Records for this exercise

:::

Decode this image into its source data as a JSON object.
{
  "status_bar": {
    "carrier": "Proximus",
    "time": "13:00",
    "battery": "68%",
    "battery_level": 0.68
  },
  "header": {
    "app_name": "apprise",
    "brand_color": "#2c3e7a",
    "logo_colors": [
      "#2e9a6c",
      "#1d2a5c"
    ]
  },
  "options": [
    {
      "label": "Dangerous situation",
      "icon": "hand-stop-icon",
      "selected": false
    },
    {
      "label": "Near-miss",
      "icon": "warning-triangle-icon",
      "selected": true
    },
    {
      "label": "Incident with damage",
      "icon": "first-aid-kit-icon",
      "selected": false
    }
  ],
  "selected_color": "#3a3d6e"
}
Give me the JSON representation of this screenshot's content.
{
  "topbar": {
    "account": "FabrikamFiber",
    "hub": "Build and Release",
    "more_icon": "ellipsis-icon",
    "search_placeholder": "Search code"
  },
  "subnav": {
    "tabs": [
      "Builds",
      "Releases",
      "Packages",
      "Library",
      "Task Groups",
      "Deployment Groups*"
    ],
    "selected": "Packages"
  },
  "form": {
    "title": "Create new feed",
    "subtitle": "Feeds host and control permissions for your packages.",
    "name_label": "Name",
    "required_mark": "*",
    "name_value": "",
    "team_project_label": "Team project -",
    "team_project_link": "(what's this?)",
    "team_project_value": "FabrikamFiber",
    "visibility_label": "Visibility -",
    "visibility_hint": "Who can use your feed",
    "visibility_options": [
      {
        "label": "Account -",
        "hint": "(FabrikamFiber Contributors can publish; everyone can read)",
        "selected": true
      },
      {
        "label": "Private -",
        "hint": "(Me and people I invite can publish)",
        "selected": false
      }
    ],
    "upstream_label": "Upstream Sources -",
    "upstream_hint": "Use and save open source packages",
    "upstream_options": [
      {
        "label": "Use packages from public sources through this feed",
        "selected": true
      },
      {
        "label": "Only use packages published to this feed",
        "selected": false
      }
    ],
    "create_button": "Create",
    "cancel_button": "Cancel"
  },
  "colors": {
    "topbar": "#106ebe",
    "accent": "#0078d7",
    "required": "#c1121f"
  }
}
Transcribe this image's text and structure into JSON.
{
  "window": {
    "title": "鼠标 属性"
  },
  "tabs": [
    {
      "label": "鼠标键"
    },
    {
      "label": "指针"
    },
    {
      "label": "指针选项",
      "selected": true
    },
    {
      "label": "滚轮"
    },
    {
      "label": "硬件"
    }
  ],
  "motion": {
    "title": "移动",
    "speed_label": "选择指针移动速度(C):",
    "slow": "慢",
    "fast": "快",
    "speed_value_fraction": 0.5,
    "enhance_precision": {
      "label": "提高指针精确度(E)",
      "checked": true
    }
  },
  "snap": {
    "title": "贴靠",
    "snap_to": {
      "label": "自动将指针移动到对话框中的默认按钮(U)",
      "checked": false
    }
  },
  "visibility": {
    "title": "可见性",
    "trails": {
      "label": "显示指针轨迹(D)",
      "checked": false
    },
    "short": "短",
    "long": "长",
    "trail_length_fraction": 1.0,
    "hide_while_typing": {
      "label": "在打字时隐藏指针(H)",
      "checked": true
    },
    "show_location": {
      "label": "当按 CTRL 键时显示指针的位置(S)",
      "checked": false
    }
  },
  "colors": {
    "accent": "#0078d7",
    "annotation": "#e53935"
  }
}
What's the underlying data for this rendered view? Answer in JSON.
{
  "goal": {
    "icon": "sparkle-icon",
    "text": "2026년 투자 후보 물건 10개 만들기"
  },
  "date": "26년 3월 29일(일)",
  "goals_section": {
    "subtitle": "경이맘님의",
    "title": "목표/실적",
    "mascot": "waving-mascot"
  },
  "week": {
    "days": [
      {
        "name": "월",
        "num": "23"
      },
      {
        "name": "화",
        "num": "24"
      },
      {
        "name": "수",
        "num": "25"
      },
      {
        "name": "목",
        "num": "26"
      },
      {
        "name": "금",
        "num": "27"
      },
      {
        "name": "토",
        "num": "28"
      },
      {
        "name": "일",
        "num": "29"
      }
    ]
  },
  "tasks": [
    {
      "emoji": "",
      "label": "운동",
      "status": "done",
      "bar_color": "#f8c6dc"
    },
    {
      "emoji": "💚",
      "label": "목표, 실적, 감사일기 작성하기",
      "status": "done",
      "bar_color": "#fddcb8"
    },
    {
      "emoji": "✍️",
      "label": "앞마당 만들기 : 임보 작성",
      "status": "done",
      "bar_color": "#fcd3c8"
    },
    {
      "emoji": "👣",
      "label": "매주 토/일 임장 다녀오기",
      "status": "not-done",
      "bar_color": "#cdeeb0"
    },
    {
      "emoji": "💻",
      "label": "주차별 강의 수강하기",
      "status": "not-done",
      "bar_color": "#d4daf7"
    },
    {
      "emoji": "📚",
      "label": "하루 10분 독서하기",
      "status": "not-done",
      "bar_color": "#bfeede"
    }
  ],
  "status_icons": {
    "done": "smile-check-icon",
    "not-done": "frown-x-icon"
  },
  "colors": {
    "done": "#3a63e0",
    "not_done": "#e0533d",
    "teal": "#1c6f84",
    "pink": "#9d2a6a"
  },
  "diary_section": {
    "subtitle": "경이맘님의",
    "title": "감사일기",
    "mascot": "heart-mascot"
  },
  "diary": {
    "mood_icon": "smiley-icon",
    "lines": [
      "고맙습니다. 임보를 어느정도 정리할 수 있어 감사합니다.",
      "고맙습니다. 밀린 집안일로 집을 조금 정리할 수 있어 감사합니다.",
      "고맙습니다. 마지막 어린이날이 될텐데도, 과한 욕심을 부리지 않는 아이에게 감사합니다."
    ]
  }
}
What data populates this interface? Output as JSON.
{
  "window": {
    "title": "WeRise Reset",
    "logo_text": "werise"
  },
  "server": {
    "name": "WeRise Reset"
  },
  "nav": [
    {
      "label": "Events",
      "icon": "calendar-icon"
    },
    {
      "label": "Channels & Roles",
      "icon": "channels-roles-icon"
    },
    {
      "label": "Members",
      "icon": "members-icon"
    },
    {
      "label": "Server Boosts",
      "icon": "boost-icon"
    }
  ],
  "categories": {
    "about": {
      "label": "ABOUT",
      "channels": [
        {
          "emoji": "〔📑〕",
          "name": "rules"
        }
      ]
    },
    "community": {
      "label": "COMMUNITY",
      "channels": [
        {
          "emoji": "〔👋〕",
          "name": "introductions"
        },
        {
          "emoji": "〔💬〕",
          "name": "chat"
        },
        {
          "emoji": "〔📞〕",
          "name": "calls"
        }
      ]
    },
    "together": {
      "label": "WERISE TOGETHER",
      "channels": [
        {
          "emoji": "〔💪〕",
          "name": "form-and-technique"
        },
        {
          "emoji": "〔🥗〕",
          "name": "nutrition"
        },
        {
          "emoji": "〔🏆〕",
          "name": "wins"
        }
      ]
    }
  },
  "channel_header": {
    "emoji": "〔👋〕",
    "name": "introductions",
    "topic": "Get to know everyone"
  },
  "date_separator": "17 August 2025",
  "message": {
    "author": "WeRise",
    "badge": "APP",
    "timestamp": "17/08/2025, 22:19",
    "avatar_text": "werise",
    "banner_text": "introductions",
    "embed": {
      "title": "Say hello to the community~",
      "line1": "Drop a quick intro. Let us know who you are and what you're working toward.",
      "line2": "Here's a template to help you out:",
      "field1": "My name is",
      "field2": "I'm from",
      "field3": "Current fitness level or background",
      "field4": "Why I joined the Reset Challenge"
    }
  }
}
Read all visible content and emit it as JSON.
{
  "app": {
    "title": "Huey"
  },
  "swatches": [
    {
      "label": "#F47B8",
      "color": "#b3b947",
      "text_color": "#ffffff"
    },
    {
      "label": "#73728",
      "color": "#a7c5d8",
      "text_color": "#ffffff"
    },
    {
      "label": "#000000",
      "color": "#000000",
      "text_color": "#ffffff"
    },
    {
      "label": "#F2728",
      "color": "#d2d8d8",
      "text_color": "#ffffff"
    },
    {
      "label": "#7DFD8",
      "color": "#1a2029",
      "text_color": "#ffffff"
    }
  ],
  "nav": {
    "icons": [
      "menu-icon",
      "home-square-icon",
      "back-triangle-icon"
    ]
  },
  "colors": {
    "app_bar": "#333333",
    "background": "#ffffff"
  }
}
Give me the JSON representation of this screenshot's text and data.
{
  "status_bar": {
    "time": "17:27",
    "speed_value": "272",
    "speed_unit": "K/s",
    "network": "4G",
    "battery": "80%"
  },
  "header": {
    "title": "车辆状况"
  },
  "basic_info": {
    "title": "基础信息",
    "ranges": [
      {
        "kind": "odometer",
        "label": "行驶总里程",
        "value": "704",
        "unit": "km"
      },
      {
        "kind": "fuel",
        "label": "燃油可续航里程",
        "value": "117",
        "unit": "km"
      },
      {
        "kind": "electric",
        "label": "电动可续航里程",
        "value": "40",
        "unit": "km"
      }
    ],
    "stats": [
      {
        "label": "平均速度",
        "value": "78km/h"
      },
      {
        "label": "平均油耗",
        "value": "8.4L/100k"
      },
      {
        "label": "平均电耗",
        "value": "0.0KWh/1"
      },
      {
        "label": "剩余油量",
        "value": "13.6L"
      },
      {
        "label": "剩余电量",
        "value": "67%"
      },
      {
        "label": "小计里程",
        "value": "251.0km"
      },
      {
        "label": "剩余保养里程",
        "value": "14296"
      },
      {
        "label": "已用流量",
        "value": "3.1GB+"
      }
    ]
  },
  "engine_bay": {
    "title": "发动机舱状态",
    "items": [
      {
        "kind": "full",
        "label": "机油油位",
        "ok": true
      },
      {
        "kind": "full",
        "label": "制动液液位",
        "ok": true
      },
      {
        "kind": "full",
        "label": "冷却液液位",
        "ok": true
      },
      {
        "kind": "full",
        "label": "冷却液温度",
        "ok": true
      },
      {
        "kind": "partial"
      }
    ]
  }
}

:::

Search the records for the string "data" and return every line in which it occurs.

Worked solution
Decode this image into its source data as a JSON object.
What's the underlying data for this rendered view? Answer in JSON.
What data populates this interface? Output as JSON.
Give me the JSON representation of this screenshot's text and data.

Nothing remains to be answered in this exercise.